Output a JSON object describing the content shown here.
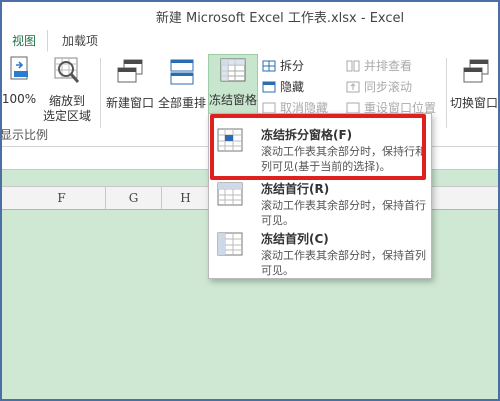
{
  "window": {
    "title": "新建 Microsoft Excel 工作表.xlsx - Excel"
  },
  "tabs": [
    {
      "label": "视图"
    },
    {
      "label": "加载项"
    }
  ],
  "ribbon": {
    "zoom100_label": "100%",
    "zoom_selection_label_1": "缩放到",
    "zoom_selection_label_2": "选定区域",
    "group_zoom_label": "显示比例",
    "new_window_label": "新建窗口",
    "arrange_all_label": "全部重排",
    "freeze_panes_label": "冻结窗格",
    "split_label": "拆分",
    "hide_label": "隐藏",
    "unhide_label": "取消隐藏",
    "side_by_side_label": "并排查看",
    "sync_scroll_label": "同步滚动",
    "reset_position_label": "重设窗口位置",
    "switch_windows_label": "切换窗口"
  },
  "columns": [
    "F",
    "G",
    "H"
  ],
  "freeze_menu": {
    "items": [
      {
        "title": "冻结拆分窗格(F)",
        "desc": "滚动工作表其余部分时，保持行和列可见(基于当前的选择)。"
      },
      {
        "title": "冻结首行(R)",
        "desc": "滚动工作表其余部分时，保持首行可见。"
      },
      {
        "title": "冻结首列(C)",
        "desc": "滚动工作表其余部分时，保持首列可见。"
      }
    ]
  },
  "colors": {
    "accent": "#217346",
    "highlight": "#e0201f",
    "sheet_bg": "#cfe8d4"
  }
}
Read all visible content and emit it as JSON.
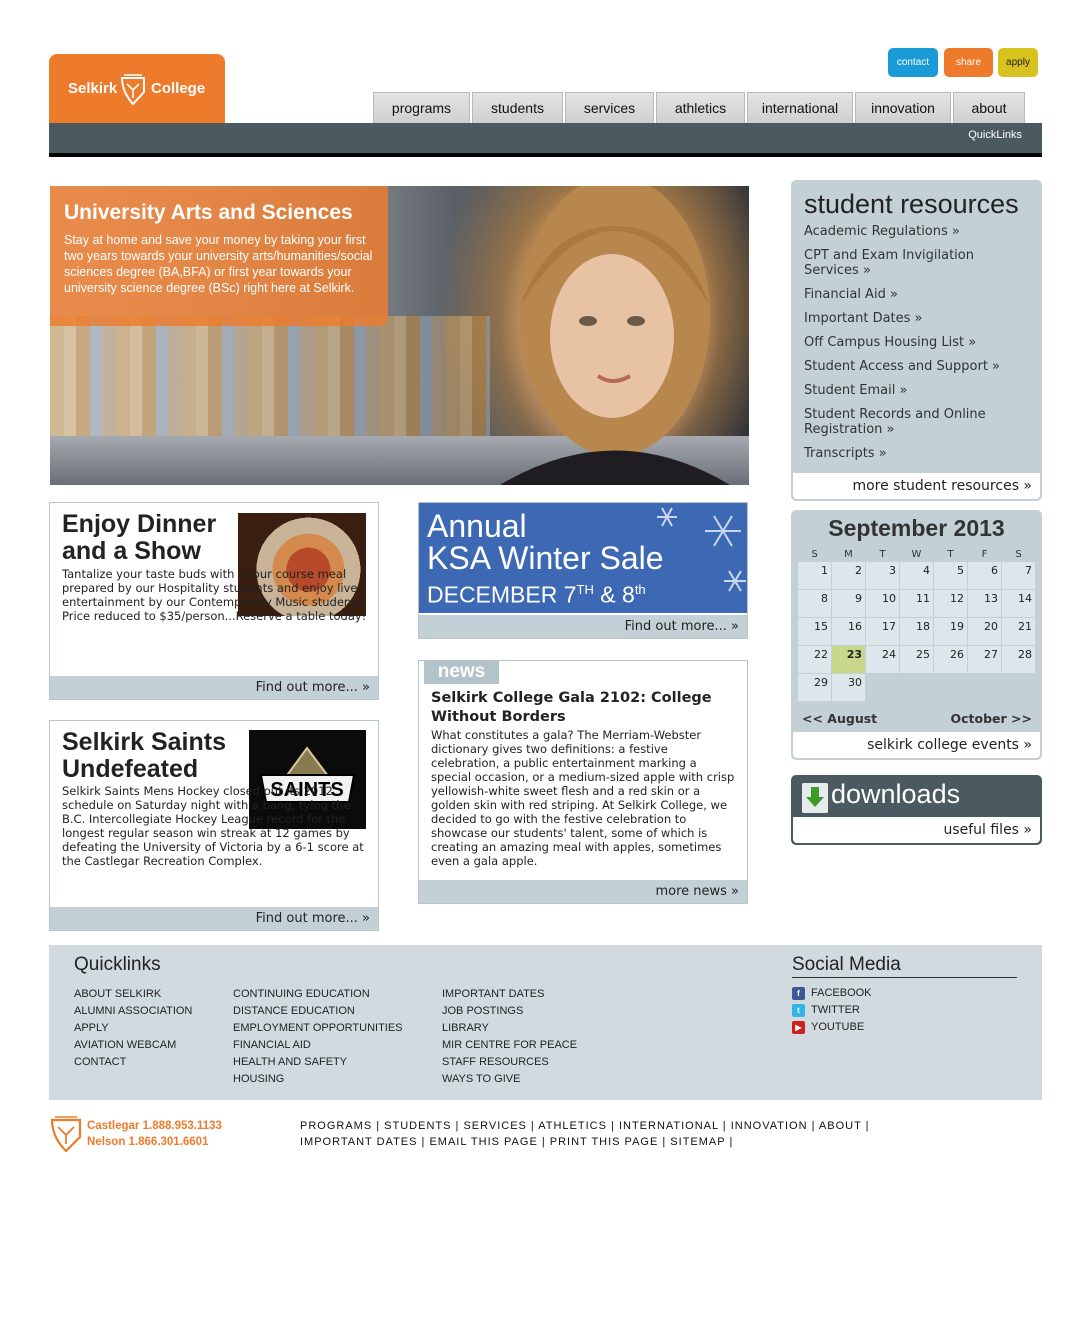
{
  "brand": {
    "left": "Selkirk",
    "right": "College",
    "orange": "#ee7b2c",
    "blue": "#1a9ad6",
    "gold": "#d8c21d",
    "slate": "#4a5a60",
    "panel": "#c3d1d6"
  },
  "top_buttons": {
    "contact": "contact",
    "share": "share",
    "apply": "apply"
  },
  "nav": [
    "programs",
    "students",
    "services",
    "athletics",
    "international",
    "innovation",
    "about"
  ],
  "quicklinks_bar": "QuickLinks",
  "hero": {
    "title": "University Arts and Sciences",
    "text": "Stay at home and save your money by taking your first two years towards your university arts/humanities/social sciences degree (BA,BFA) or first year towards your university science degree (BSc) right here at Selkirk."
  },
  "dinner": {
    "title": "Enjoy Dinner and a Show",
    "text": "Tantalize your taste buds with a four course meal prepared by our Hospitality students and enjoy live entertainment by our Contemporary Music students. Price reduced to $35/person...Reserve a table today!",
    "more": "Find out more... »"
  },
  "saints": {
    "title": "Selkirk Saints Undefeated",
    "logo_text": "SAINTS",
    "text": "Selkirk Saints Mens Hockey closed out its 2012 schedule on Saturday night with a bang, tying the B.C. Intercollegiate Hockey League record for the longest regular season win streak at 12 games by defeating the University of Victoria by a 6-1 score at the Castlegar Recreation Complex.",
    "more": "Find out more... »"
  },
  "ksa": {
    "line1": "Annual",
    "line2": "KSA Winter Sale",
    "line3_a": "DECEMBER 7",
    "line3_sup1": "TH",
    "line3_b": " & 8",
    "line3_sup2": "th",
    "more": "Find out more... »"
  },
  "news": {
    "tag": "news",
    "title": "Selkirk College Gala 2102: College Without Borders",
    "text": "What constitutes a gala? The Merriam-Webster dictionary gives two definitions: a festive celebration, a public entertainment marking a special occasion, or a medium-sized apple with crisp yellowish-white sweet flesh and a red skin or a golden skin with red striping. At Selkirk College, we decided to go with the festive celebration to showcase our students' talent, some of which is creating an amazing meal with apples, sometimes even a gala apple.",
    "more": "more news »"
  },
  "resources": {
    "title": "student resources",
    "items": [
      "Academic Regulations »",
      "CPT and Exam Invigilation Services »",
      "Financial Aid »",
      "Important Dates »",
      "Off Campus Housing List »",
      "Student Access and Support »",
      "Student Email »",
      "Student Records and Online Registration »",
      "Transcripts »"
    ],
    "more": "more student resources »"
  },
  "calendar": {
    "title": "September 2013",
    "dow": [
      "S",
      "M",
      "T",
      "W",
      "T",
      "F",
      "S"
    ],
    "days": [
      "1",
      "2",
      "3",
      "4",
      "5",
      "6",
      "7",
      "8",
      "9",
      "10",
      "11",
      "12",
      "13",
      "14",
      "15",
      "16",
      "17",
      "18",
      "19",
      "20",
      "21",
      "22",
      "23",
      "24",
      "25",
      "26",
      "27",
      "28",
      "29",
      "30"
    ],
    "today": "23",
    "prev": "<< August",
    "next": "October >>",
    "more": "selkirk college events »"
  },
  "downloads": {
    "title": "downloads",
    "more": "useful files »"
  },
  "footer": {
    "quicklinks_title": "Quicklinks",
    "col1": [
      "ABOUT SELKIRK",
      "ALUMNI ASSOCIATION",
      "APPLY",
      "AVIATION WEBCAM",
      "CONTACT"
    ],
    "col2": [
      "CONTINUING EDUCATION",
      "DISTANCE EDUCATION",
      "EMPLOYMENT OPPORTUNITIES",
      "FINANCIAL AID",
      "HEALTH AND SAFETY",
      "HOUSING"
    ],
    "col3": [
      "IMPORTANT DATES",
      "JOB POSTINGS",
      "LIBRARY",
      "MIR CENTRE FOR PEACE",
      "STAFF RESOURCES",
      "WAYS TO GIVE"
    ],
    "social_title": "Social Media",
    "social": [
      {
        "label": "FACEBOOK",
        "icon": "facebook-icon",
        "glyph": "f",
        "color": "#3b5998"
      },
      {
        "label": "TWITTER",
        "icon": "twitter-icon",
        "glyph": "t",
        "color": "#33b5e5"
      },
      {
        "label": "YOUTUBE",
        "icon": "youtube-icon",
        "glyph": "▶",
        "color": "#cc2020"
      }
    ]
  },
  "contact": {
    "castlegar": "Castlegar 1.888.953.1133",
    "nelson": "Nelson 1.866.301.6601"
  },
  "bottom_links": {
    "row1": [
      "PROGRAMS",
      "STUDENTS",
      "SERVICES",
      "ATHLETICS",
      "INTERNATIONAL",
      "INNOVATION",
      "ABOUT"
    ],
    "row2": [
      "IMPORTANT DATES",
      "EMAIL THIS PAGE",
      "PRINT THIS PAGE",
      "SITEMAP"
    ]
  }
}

───

**TASK STATEMENT**
Looking at the listing above, count the lines that contain "EDUCATION" and give nothing but the number.

**IN RESPONSE**
2